■ **WHAT YOU WILL DO**: Below are entries; tally how many lines hold the string "data" and answer with only that figure.

■ **SUPPLIED INFORMATION**:
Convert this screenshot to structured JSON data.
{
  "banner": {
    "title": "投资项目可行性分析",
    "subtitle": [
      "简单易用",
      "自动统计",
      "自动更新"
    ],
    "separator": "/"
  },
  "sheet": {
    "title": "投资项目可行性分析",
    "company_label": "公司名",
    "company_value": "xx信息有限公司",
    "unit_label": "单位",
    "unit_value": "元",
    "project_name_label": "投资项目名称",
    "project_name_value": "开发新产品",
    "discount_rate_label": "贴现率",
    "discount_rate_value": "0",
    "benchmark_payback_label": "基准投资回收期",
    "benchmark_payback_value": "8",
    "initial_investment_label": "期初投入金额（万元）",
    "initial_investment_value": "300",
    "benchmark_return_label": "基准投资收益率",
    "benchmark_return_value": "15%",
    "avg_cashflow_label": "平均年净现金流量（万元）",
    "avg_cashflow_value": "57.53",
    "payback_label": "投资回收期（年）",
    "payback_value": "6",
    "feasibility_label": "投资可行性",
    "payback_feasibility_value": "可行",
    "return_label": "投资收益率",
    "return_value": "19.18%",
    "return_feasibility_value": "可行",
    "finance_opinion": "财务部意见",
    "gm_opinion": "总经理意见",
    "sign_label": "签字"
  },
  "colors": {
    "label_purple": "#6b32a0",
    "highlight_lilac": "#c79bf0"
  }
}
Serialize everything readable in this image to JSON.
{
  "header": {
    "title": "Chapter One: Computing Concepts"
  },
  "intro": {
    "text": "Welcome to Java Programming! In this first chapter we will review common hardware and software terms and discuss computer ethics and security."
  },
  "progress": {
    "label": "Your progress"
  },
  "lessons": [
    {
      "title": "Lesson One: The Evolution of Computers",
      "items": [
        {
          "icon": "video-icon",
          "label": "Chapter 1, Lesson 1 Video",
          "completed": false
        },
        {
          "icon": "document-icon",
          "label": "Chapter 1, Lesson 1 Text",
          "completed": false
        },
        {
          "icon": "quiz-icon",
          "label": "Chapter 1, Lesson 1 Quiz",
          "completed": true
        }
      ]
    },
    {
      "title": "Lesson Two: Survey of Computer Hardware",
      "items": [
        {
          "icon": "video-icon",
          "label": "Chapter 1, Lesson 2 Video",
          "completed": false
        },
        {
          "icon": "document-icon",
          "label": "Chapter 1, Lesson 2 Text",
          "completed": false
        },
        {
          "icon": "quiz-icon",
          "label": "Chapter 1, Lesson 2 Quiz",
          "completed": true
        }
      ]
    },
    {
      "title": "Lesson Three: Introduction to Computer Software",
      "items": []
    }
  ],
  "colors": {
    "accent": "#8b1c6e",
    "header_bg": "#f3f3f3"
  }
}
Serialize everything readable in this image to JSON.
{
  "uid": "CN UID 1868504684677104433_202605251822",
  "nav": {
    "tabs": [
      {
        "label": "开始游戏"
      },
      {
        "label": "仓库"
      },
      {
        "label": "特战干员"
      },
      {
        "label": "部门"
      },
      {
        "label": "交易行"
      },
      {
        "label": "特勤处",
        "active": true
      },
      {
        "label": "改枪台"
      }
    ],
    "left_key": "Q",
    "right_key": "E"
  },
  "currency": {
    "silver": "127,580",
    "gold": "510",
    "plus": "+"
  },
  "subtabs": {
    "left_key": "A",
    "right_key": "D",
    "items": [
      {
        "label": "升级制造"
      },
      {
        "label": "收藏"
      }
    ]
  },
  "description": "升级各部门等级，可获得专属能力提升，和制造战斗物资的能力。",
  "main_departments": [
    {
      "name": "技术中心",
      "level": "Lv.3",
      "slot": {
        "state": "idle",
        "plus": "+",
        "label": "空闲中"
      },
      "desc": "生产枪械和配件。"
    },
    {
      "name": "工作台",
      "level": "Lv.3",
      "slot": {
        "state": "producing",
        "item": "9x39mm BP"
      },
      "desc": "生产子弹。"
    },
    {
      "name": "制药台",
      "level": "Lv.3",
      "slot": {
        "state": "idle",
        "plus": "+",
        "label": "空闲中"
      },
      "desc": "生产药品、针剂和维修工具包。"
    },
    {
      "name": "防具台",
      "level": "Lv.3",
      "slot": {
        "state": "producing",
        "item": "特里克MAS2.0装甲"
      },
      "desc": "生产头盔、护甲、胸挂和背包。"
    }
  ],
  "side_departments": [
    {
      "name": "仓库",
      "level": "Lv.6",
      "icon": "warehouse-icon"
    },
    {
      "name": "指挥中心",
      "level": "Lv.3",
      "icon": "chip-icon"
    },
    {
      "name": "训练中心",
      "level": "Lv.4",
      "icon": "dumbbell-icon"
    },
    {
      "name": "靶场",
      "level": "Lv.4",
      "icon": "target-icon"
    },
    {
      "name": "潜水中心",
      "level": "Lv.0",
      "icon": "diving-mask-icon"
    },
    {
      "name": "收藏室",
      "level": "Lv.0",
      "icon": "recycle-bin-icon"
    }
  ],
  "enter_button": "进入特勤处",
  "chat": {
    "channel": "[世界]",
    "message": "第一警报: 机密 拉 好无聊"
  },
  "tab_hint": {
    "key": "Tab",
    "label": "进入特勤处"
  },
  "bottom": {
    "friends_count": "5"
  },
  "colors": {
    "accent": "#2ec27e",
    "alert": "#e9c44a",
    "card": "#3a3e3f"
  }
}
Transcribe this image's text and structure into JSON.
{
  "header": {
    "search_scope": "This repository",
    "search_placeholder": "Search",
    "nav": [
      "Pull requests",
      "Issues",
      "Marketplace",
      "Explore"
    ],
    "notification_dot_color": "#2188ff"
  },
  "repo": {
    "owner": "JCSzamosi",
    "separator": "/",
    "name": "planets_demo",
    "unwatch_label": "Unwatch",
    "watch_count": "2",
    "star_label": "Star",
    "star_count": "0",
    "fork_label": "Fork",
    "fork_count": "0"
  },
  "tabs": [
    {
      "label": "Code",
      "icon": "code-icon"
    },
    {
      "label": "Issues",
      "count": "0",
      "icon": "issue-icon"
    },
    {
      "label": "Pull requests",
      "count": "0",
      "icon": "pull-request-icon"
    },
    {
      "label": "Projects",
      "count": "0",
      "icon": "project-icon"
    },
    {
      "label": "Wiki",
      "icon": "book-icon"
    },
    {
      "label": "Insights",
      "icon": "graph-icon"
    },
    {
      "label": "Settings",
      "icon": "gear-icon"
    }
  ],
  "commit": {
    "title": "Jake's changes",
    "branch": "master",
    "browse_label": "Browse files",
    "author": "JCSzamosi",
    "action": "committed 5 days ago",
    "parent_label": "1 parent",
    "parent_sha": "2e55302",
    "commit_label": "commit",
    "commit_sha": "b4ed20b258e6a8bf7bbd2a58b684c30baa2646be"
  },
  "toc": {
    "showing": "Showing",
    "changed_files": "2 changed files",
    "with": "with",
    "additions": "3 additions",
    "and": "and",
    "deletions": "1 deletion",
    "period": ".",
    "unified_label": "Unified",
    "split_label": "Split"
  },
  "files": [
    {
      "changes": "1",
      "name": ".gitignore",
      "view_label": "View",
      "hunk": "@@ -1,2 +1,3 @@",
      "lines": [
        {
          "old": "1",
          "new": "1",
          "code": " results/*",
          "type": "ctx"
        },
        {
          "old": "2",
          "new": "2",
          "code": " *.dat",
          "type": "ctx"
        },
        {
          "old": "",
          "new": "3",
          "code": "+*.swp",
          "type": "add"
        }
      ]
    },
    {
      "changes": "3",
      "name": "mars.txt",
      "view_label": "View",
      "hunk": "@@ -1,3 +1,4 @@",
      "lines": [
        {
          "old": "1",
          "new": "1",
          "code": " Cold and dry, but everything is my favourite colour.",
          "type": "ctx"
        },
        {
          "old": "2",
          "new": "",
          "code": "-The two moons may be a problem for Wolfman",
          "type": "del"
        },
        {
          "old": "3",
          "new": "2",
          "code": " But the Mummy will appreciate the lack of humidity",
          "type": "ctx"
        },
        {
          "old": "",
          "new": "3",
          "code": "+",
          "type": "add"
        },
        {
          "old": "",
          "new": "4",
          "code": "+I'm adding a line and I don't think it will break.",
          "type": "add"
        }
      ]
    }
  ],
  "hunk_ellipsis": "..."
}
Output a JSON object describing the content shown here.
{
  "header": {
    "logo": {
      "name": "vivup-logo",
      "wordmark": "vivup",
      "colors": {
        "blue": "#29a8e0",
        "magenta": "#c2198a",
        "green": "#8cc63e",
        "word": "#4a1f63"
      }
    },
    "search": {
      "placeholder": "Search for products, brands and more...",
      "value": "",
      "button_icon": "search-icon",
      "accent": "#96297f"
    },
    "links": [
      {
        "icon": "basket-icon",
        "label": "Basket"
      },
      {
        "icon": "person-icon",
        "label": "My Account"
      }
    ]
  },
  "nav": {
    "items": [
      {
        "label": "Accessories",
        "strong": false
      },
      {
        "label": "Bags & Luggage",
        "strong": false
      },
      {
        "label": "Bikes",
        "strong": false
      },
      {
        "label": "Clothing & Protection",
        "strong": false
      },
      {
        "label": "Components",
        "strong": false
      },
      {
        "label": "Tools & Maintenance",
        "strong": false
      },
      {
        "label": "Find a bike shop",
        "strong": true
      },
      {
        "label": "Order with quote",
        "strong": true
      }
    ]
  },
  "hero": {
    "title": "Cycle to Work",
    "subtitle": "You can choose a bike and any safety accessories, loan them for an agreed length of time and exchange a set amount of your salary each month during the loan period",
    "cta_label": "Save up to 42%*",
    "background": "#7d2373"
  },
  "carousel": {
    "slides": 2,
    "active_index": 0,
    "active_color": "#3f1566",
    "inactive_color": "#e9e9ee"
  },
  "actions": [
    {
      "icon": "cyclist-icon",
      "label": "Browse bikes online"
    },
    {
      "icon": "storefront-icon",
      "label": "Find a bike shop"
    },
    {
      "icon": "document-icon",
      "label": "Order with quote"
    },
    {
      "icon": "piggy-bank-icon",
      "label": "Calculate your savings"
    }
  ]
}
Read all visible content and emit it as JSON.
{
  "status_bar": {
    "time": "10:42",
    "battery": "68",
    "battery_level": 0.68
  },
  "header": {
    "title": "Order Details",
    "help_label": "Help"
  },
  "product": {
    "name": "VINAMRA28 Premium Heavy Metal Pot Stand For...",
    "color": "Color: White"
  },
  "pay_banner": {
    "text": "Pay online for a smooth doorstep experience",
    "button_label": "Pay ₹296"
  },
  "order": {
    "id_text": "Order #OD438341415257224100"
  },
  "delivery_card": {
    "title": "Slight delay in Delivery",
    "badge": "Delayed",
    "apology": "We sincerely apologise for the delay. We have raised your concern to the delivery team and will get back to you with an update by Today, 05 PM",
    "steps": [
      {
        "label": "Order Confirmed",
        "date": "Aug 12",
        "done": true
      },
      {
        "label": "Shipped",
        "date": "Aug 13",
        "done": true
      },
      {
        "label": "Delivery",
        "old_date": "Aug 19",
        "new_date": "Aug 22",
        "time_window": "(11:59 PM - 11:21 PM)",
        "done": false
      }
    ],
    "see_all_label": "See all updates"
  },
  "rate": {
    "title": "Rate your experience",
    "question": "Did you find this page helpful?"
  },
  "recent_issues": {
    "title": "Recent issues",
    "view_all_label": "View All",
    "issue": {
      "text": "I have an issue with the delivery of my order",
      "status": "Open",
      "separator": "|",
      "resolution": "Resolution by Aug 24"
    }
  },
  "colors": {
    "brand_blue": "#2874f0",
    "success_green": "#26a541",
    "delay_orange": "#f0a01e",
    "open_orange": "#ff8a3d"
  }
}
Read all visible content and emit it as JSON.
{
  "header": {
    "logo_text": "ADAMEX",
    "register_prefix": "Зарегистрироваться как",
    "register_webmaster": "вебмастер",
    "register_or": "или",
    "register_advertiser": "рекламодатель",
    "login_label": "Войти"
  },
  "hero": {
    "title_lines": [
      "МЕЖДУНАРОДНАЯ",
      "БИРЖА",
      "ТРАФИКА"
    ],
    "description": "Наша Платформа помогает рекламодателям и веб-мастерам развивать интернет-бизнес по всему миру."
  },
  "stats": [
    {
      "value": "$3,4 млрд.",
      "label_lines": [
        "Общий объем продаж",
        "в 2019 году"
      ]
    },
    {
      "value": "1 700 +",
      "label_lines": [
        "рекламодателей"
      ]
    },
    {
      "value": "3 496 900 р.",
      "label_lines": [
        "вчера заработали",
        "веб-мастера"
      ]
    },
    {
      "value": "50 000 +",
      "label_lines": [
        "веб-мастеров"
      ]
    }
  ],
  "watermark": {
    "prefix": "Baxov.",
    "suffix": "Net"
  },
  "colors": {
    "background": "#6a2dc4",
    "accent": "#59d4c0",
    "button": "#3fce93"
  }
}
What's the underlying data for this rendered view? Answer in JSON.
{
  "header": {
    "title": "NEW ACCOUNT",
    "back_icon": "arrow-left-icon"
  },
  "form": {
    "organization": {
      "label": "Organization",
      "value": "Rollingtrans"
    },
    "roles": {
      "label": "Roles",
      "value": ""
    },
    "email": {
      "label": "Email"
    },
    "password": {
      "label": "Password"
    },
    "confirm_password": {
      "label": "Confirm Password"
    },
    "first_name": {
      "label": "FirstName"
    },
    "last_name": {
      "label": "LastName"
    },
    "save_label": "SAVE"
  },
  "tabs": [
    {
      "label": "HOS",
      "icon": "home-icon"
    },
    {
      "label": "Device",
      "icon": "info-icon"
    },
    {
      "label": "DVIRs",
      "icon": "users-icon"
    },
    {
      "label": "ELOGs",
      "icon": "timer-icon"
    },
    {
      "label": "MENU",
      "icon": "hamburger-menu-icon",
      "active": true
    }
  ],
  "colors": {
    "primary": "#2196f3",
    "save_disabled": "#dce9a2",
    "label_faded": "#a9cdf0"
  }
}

■ **RESPONSE TO THIS TASK**: 2